▶ TASK OBJECTIVE
Read through the data and report every line in which the word "ylabel" occurs.

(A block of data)
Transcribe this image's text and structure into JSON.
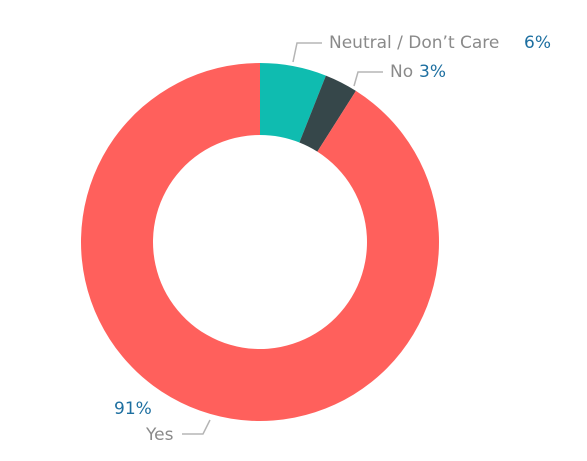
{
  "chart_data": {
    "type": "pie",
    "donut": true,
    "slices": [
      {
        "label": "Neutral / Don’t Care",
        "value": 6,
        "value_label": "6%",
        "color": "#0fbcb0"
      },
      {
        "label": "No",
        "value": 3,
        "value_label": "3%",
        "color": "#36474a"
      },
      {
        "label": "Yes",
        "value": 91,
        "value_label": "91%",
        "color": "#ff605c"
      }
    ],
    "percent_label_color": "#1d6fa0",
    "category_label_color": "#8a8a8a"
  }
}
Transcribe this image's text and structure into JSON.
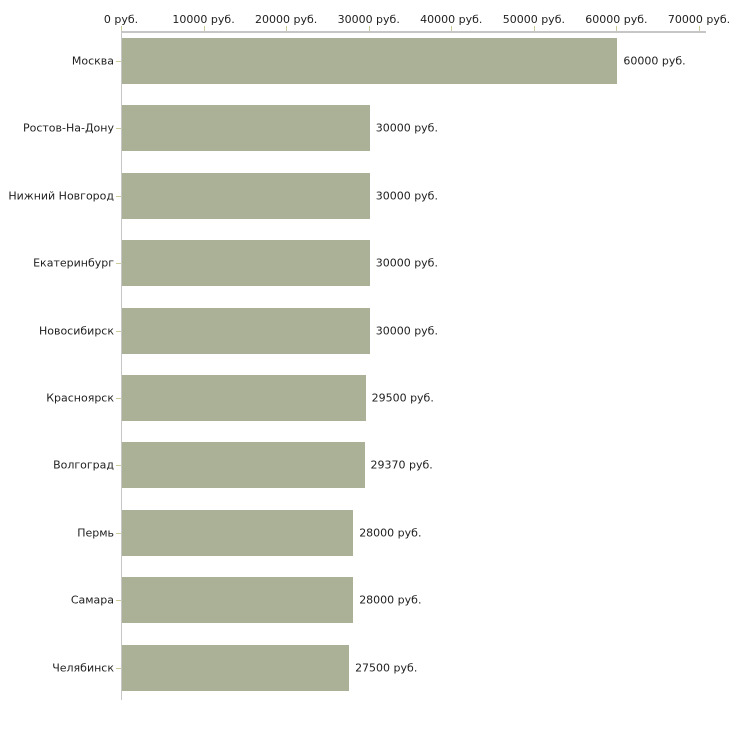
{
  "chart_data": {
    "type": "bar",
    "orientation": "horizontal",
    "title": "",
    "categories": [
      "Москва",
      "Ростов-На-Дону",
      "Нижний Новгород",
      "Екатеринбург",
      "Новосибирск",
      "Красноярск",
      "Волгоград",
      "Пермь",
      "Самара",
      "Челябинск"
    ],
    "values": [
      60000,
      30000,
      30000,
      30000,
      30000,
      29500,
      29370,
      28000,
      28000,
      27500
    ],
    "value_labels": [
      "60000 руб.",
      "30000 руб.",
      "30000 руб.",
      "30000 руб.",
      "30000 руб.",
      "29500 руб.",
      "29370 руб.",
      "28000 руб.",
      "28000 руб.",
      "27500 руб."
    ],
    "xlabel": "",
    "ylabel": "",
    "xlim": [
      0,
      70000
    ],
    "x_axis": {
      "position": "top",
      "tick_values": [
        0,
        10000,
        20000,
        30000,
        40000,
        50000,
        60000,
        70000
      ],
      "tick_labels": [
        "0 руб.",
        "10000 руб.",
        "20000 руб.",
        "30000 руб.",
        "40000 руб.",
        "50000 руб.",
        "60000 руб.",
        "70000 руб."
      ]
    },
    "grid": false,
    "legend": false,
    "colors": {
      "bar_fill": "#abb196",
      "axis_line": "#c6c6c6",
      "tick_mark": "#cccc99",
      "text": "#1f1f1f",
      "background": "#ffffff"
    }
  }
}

--

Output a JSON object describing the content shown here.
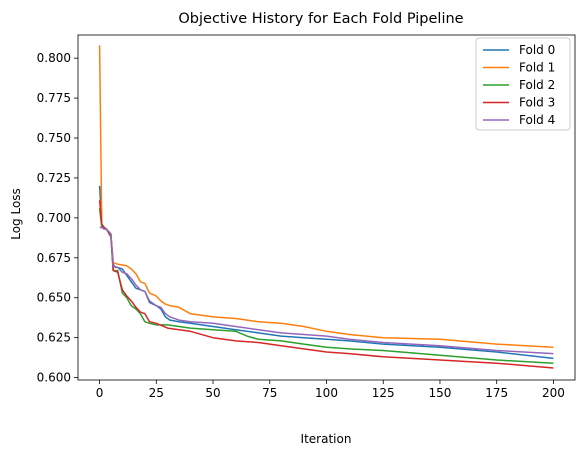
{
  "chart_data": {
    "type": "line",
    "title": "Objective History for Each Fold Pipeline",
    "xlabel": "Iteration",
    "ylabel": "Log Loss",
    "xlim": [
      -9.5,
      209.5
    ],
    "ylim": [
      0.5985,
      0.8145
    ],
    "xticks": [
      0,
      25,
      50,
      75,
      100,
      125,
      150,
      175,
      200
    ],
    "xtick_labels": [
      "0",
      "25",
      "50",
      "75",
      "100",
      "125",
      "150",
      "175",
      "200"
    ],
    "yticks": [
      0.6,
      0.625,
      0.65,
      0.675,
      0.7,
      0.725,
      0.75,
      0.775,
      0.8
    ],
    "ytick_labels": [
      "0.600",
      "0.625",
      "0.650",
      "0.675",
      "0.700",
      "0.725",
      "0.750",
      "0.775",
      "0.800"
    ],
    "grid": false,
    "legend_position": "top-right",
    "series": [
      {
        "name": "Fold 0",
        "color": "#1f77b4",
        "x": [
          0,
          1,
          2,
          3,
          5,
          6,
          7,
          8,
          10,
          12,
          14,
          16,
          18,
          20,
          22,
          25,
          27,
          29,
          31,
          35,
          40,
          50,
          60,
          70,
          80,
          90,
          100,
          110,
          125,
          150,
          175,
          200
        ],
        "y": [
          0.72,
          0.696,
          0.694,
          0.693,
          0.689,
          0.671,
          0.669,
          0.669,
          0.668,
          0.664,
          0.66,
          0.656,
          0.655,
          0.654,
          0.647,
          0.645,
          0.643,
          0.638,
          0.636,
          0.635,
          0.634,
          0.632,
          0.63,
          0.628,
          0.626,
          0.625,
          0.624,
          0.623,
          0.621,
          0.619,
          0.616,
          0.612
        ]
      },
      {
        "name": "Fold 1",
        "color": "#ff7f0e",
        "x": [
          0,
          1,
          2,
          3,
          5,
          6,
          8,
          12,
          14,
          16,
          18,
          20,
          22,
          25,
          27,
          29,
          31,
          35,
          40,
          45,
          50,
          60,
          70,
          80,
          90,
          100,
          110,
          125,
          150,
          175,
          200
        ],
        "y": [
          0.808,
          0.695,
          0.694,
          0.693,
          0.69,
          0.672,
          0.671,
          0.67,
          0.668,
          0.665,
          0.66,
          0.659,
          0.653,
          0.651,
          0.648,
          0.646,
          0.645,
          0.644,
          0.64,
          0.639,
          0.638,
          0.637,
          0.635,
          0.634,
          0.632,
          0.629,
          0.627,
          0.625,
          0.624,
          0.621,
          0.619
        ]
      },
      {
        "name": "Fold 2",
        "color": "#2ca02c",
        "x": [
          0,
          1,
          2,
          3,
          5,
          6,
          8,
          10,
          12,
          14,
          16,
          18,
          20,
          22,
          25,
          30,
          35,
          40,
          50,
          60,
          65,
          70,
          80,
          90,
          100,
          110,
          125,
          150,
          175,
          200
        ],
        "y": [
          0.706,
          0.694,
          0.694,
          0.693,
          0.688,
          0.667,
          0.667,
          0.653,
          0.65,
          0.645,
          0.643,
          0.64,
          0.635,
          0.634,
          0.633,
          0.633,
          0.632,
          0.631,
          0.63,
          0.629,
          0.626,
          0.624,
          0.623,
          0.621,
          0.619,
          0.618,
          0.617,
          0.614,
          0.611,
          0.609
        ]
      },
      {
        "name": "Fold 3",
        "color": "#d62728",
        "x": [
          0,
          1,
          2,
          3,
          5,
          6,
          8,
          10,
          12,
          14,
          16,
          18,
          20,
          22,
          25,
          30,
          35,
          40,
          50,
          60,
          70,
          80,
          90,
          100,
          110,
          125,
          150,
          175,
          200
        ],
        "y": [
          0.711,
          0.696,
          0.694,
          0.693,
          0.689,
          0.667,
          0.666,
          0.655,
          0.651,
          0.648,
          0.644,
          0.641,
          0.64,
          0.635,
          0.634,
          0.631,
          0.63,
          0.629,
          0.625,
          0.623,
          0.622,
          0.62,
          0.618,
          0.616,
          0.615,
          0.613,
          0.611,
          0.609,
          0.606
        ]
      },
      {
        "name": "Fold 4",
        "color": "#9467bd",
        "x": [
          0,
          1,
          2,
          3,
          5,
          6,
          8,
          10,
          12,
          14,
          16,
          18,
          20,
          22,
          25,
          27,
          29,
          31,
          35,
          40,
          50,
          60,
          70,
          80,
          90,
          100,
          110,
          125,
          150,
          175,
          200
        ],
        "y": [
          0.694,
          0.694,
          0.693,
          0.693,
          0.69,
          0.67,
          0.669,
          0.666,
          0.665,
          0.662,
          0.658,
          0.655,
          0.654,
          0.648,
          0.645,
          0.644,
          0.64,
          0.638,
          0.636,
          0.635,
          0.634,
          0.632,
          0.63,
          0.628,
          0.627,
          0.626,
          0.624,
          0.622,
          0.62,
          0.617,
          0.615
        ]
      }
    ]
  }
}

* * *

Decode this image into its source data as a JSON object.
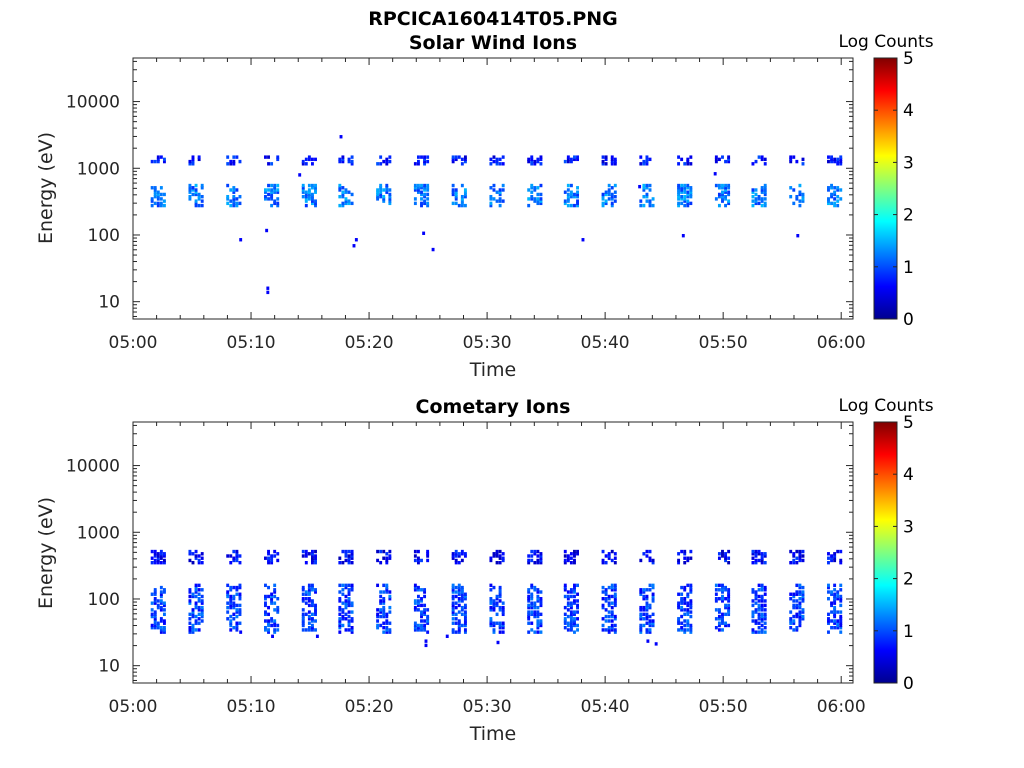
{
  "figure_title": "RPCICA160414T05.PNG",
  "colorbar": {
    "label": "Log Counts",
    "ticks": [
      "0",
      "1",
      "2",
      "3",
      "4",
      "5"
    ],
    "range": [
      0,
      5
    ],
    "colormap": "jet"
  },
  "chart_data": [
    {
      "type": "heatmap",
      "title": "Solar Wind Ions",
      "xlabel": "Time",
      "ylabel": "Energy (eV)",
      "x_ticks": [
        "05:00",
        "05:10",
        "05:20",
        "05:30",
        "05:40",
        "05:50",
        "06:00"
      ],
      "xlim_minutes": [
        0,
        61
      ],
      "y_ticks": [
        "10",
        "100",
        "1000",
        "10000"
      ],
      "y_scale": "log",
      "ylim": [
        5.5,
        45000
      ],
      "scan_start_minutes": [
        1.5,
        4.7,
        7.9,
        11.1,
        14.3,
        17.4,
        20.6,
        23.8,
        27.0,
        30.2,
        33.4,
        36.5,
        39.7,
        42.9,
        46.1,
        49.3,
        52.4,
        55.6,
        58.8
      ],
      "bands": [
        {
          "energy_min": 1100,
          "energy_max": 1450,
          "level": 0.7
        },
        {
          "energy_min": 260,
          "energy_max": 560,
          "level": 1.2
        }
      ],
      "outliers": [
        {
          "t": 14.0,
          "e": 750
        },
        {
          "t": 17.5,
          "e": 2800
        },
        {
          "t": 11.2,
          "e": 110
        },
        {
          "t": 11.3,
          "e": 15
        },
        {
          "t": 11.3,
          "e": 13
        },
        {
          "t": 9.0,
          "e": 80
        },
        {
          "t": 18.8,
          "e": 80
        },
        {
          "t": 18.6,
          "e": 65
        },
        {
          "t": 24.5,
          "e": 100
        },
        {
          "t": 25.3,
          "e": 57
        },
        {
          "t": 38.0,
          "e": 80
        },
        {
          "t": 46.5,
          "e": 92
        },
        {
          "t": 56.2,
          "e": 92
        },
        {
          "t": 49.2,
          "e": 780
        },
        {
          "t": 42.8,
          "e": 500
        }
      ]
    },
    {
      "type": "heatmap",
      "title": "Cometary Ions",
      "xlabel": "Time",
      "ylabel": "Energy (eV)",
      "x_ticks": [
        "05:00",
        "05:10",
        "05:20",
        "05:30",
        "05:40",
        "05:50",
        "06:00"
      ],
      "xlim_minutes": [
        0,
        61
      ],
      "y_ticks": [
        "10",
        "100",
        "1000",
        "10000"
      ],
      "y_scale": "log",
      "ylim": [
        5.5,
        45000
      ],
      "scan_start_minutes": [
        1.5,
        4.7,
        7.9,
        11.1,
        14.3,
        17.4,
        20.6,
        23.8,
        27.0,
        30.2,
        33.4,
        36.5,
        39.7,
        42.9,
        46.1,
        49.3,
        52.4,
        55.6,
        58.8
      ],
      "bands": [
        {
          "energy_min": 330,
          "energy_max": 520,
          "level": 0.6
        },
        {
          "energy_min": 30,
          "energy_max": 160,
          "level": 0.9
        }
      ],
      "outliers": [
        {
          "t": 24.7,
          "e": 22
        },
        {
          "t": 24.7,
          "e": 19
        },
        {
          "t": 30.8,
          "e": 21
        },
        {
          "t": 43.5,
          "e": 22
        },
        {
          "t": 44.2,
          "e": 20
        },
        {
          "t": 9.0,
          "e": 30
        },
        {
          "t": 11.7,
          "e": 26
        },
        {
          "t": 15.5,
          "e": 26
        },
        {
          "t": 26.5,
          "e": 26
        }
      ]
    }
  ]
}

▶ TASK RESULT
    "ylabel": "",
    "ylabel": "Log Loss",
      "ylabel": "Energy (eV)",
      "ylabel": "Energy (eV)",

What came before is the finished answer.